Entries from a dataset:
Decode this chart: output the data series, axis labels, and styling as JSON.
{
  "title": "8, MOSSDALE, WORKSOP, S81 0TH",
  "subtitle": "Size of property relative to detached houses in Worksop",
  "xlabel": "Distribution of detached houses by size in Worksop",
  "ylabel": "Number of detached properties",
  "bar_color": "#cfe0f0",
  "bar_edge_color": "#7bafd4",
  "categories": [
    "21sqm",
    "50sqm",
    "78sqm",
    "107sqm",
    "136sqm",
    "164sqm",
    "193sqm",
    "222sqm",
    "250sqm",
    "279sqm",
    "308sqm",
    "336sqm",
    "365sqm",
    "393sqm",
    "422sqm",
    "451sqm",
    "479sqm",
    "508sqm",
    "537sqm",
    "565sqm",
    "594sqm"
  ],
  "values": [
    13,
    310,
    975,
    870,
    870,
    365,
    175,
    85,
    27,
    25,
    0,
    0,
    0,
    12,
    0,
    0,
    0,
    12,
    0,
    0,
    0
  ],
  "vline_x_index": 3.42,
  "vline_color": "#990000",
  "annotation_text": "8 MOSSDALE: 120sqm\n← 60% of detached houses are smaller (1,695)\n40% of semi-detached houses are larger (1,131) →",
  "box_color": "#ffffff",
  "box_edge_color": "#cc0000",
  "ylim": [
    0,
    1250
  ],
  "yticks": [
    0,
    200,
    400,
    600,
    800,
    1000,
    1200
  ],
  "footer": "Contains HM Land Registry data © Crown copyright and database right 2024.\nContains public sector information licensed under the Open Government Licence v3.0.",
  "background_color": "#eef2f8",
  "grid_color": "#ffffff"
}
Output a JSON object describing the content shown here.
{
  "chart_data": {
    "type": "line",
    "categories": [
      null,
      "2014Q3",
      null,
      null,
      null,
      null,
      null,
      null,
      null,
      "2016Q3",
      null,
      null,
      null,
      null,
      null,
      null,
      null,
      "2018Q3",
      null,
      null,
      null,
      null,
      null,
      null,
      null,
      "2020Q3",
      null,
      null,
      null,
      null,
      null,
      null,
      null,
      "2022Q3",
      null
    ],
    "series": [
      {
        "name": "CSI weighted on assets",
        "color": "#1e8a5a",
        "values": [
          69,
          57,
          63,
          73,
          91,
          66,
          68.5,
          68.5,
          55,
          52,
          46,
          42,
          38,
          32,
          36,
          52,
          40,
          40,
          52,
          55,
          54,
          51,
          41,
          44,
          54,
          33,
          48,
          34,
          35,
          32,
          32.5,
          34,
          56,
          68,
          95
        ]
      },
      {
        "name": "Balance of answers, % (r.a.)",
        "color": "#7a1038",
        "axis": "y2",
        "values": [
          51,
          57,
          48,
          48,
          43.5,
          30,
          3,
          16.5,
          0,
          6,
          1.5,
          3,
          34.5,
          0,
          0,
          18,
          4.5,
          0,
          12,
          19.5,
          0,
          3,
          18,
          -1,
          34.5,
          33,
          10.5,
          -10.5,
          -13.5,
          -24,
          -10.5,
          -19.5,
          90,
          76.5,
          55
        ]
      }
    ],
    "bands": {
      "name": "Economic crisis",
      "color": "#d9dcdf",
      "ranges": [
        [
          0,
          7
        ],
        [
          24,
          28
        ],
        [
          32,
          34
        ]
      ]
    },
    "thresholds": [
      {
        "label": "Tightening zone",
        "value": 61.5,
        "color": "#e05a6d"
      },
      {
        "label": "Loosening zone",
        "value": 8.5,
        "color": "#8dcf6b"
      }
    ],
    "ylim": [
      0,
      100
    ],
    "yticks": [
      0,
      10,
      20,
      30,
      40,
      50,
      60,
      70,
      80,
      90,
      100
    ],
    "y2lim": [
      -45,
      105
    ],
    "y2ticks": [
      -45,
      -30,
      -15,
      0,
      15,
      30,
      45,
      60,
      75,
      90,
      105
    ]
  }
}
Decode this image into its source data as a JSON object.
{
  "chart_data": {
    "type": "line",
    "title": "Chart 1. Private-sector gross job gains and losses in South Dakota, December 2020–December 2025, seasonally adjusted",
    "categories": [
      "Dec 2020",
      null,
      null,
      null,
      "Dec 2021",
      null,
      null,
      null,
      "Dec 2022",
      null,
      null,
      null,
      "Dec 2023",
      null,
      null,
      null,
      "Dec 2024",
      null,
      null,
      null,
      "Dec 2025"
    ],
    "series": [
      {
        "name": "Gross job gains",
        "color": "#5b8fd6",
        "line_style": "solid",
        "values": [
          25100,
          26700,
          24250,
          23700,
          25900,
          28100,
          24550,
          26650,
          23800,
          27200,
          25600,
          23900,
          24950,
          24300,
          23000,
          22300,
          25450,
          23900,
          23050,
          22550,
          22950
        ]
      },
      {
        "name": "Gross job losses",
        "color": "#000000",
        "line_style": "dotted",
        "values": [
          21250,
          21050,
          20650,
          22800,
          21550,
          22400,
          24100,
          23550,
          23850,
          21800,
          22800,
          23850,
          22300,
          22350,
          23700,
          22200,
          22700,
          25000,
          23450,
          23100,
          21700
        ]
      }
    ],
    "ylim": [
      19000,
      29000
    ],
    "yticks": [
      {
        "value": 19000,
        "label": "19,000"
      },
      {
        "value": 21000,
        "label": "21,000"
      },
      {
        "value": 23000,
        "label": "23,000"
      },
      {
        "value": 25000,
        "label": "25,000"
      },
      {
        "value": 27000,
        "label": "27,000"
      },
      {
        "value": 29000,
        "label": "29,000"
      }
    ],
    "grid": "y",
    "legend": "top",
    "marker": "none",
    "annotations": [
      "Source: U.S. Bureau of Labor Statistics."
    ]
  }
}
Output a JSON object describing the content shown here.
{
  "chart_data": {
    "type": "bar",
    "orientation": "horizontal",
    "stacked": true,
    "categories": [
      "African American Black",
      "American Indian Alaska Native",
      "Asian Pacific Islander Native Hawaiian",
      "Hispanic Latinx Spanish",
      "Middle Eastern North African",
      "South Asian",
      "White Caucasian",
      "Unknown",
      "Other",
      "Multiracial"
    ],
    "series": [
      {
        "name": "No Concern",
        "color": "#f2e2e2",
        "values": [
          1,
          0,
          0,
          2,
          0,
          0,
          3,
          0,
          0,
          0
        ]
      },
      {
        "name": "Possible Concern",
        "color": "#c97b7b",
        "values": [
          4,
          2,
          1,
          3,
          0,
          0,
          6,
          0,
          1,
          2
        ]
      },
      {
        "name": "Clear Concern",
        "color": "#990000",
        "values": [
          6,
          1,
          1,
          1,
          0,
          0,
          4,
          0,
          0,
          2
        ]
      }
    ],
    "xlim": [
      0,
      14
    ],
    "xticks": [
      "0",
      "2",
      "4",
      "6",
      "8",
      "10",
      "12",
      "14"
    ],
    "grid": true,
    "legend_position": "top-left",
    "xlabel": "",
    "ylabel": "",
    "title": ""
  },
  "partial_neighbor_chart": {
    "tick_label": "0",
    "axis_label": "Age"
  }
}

WORK INSTRUCTIONS »
Return the listing above word for word.

TASK RESPONSE »
Decode this chart: output the data series, axis labels, and styling as JSON.
{
  "title": "8, MOSSDALE, WORKSOP, S81 0TH",
  "subtitle": "Size of property relative to detached houses in Worksop",
  "xlabel": "Distribution of detached houses by size in Worksop",
  "ylabel": "Number of detached properties",
  "bar_color": "#cfe0f0",
  "bar_edge_color": "#7bafd4",
  "categories": [
    "21sqm",
    "50sqm",
    "78sqm",
    "107sqm",
    "136sqm",
    "164sqm",
    "193sqm",
    "222sqm",
    "250sqm",
    "279sqm",
    "308sqm",
    "336sqm",
    "365sqm",
    "393sqm",
    "422sqm",
    "451sqm",
    "479sqm",
    "508sqm",
    "537sqm",
    "565sqm",
    "594sqm"
  ],
  "values": [
    13,
    310,
    975,
    870,
    870,
    365,
    175,
    85,
    27,
    25,
    0,
    0,
    0,
    12,
    0,
    0,
    0,
    12,
    0,
    0,
    0
  ],
  "vline_x_index": 3.42,
  "vline_color": "#990000",
  "annotation_text": "8 MOSSDALE: 120sqm\n← 60% of detached houses are smaller (1,695)\n40% of semi-detached houses are larger (1,131) →",
  "box_color": "#ffffff",
  "box_edge_color": "#cc0000",
  "ylim": [
    0,
    1250
  ],
  "yticks": [
    0,
    200,
    400,
    600,
    800,
    1000,
    1200
  ],
  "footer": "Contains HM Land Registry data © Crown copyright and database right 2024.\nContains public sector information licensed under the Open Government Licence v3.0.",
  "background_color": "#eef2f8",
  "grid_color": "#ffffff"
}
Output a JSON object describing the content shown here.
{
  "chart_data": {
    "type": "line",
    "categories": [
      null,
      "2014Q3",
      null,
      null,
      null,
      null,
      null,
      null,
      null,
      "2016Q3",
      null,
      null,
      null,
      null,
      null,
      null,
      null,
      "2018Q3",
      null,
      null,
      null,
      null,
      null,
      null,
      null,
      "2020Q3",
      null,
      null,
      null,
      null,
      null,
      null,
      null,
      "2022Q3",
      null
    ],
    "series": [
      {
        "name": "CSI weighted on assets",
        "color": "#1e8a5a",
        "values": [
          69,
          57,
          63,
          73,
          91,
          66,
          68.5,
          68.5,
          55,
          52,
          46,
          42,
          38,
          32,
          36,
          52,
          40,
          40,
          52,
          55,
          54,
          51,
          41,
          44,
          54,
          33,
          48,
          34,
          35,
          32,
          32.5,
          34,
          56,
          68,
          95
        ]
      },
      {
        "name": "Balance of answers, % (r.a.)",
        "color": "#7a1038",
        "axis": "y2",
        "values": [
          51,
          57,
          48,
          48,
          43.5,
          30,
          3,
          16.5,
          0,
          6,
          1.5,
          3,
          34.5,
          0,
          0,
          18,
          4.5,
          0,
          12,
          19.5,
          0,
          3,
          18,
          -1,
          34.5,
          33,
          10.5,
          -10.5,
          -13.5,
          -24,
          -10.5,
          -19.5,
          90,
          76.5,
          55
        ]
      }
    ],
    "bands": {
      "name": "Economic crisis",
      "color": "#d9dcdf",
      "ranges": [
        [
          0,
          7
        ],
        [
          24,
          28
        ],
        [
          32,
          34
        ]
      ]
    },
    "thresholds": [
      {
        "label": "Tightening zone",
        "value": 61.5,
        "color": "#e05a6d"
      },
      {
        "label": "Loosening zone",
        "value": 8.5,
        "color": "#8dcf6b"
      }
    ],
    "ylim": [
      0,
      100
    ],
    "yticks": [
      0,
      10,
      20,
      30,
      40,
      50,
      60,
      70,
      80,
      90,
      100
    ],
    "y2lim": [
      -45,
      105
    ],
    "y2ticks": [
      -45,
      -30,
      -15,
      0,
      15,
      30,
      45,
      60,
      75,
      90,
      105
    ]
  }
}
Decode this image into its source data as a JSON object.
{
  "chart_data": {
    "type": "line",
    "title": "Chart 1. Private-sector gross job gains and losses in South Dakota, December 2020–December 2025, seasonally adjusted",
    "categories": [
      "Dec 2020",
      null,
      null,
      null,
      "Dec 2021",
      null,
      null,
      null,
      "Dec 2022",
      null,
      null,
      null,
      "Dec 2023",
      null,
      null,
      null,
      "Dec 2024",
      null,
      null,
      null,
      "Dec 2025"
    ],
    "series": [
      {
        "name": "Gross job gains",
        "color": "#5b8fd6",
        "line_style": "solid",
        "values": [
          25100,
          26700,
          24250,
          23700,
          25900,
          28100,
          24550,
          26650,
          23800,
          27200,
          25600,
          23900,
          24950,
          24300,
          23000,
          22300,
          25450,
          23900,
          23050,
          22550,
          22950
        ]
      },
      {
        "name": "Gross job losses",
        "color": "#000000",
        "line_style": "dotted",
        "values": [
          21250,
          21050,
          20650,
          22800,
          21550,
          22400,
          24100,
          23550,
          23850,
          21800,
          22800,
          23850,
          22300,
          22350,
          23700,
          22200,
          22700,
          25000,
          23450,
          23100,
          21700
        ]
      }
    ],
    "ylim": [
      19000,
      29000
    ],
    "yticks": [
      {
        "value": 19000,
        "label": "19,000"
      },
      {
        "value": 21000,
        "label": "21,000"
      },
      {
        "value": 23000,
        "label": "23,000"
      },
      {
        "value": 25000,
        "label": "25,000"
      },
      {
        "value": 27000,
        "label": "27,000"
      },
      {
        "value": 29000,
        "label": "29,000"
      }
    ],
    "grid": "y",
    "legend": "top",
    "marker": "none",
    "annotations": [
      "Source: U.S. Bureau of Labor Statistics."
    ]
  }
}
Output a JSON object describing the content shown here.
{
  "chart_data": {
    "type": "bar",
    "orientation": "horizontal",
    "stacked": true,
    "categories": [
      "African American Black",
      "American Indian Alaska Native",
      "Asian Pacific Islander Native Hawaiian",
      "Hispanic Latinx Spanish",
      "Middle Eastern North African",
      "South Asian",
      "White Caucasian",
      "Unknown",
      "Other",
      "Multiracial"
    ],
    "series": [
      {
        "name": "No Concern",
        "color": "#f2e2e2",
        "values": [
          1,
          0,
          0,
          2,
          0,
          0,
          3,
          0,
          0,
          0
        ]
      },
      {
        "name": "Possible Concern",
        "color": "#c97b7b",
        "values": [
          4,
          2,
          1,
          3,
          0,
          0,
          6,
          0,
          1,
          2
        ]
      },
      {
        "name": "Clear Concern",
        "color": "#990000",
        "values": [
          6,
          1,
          1,
          1,
          0,
          0,
          4,
          0,
          0,
          2
        ]
      }
    ],
    "xlim": [
      0,
      14
    ],
    "xticks": [
      "0",
      "2",
      "4",
      "6",
      "8",
      "10",
      "12",
      "14"
    ],
    "grid": true,
    "legend_position": "top-left",
    "xlabel": "",
    "ylabel": "",
    "title": ""
  },
  "partial_neighbor_chart": {
    "tick_label": "0",
    "axis_label": "Age"
  }
}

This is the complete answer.